▶ _Kutipan Teks_:
Kuil Luxor memang tidak seluas Kuil Karnak, di bagian depannya terdapat patung obelisk dan patung dewa Mesir kuno. Jarak antara Kuil Karnak dan Luxor sekitar 3 kilometer. Kedua tempat itu menjadi rute arak-arakan umat pagan sambil membawa patung dewa matahari, Amun Ra. Amun adalah dewa perang yang gagah perkasa, sedangkan Ra adalah dewa matahari. Maka, dalam mitologi Mesir kuno, Amun Ra dipahami sebagai Raja Dewa Matahari atau rajanya para Tuhan–King of Gods. 

Setelah itu kami mengunjungi Colossi of Memnon, yaitu dua buah patung batu raksasa setinggi 20 meter yang masih terawat dengan sangat baik. Patung ini dinisbatkan sebagai Raja Firaun, Amenhotep III yang berkuasa sekitar tahun 1350 Sebelum Masehi. Patung kembar ini berdiri di dekat pemakaman Theba, seberang Sungai Nil, tidak jauh dai Kota Luxor. Kawasan di belakang ke dua patung berdiri adalah kawasan pemakaman Amenhotep III, fir’aun sebelum masa nabi Yusuf ada dan jauh sebelum Nabi Musa tiba. Juga masih terlihat penggalian di belakang kedua patung ini, karena konon terdapat kuil yang dibangun oleh Amenhotep III dan masih dalam pencarian.

▶ _Soal untuk Dikerjakan_:
A. Berapa jarak antara Kuil Karnak dan Luxor menurut teks tentang Luxor?
B. Hitung banyaknya baris dalam catatan yang memuat string "Стандарт", dengan huruf besar dan kecil dibedakan. Tuliskan angkanya saja.

Daftar butir tata letak berbingkai:

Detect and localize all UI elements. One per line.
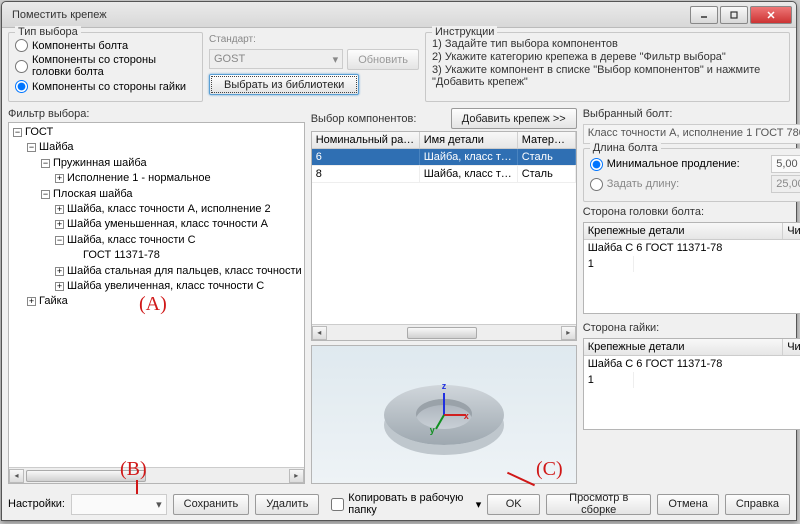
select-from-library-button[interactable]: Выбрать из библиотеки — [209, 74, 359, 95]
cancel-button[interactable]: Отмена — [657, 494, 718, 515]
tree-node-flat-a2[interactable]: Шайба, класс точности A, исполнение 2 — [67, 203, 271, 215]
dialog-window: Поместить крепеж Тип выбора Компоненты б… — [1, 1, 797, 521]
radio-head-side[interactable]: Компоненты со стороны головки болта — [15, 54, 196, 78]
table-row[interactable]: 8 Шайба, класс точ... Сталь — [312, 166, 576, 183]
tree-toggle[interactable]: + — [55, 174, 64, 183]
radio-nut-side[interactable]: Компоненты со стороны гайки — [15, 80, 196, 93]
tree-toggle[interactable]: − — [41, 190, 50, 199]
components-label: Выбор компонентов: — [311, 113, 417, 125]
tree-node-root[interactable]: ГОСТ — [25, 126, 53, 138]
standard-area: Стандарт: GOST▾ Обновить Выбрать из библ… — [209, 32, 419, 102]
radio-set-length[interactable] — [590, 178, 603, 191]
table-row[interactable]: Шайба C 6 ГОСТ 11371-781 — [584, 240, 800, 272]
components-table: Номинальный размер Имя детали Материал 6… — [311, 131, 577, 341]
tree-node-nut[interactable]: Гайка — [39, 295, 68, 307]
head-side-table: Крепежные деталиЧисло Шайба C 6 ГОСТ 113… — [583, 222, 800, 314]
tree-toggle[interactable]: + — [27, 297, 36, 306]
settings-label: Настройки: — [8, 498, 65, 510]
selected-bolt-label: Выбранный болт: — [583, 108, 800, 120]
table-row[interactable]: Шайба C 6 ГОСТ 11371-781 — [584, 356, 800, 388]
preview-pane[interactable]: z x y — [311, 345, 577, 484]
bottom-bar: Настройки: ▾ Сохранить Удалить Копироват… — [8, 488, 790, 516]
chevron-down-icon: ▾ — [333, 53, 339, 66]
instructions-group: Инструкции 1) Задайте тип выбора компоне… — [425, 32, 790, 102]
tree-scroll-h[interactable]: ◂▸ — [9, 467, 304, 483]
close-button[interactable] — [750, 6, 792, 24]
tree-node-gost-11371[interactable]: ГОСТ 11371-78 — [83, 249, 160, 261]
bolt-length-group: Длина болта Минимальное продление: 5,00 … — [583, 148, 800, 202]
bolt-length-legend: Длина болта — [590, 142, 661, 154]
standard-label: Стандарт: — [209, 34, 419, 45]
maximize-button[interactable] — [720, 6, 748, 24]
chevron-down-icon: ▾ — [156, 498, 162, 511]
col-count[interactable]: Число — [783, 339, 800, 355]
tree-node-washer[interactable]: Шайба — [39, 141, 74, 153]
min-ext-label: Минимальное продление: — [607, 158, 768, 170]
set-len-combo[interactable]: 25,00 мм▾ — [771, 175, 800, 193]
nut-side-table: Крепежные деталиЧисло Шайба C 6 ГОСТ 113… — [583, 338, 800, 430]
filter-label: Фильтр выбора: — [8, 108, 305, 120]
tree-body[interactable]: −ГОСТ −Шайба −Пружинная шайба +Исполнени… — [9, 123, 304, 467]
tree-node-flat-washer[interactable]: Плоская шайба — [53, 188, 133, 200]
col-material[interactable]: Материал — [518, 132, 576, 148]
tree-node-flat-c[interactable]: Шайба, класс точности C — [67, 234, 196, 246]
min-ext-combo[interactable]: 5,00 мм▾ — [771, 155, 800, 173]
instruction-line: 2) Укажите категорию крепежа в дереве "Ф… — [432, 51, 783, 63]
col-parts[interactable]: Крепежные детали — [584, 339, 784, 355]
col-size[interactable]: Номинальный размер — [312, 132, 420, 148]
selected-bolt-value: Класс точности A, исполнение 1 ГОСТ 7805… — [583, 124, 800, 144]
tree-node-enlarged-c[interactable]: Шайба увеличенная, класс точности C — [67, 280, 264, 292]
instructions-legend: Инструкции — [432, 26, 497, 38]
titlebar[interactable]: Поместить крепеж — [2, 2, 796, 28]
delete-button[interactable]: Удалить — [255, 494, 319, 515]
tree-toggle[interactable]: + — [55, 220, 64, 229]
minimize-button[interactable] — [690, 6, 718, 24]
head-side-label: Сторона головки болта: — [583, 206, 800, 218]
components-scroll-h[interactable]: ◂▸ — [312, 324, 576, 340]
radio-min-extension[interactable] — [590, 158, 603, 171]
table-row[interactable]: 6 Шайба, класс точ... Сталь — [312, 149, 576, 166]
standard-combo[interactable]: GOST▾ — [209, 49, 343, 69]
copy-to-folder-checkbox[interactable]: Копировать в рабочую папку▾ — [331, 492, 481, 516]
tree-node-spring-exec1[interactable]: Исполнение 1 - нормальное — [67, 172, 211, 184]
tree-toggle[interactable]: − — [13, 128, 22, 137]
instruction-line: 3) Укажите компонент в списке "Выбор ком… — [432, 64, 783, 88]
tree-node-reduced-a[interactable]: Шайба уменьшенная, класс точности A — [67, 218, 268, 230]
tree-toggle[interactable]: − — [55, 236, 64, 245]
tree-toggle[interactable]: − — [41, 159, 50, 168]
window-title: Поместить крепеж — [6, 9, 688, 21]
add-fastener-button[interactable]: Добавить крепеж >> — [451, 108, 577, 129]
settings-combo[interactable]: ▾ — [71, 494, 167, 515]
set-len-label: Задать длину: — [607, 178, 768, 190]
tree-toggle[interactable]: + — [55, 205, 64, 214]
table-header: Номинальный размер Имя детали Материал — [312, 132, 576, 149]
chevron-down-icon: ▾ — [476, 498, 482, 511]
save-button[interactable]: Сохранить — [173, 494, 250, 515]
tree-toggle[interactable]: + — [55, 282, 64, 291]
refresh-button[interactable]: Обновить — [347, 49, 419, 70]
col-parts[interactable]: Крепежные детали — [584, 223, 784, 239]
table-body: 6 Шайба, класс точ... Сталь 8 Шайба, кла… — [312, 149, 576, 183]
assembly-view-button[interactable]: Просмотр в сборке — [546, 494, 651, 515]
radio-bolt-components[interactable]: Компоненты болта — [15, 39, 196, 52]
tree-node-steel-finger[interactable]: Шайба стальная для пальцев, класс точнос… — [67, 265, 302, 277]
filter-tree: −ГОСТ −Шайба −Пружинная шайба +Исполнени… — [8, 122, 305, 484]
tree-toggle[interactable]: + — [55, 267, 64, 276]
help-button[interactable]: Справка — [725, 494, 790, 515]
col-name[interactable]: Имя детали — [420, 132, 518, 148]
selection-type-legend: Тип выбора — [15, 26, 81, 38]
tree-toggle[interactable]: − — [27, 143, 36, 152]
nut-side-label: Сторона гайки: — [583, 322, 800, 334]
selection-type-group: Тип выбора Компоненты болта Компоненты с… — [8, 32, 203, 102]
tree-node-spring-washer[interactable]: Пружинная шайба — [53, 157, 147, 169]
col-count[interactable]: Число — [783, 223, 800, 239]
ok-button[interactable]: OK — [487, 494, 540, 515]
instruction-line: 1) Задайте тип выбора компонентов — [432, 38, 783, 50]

▶ _Jawaban Tiap Soal_:
A. Sekitar 3 kilometer.

B. 2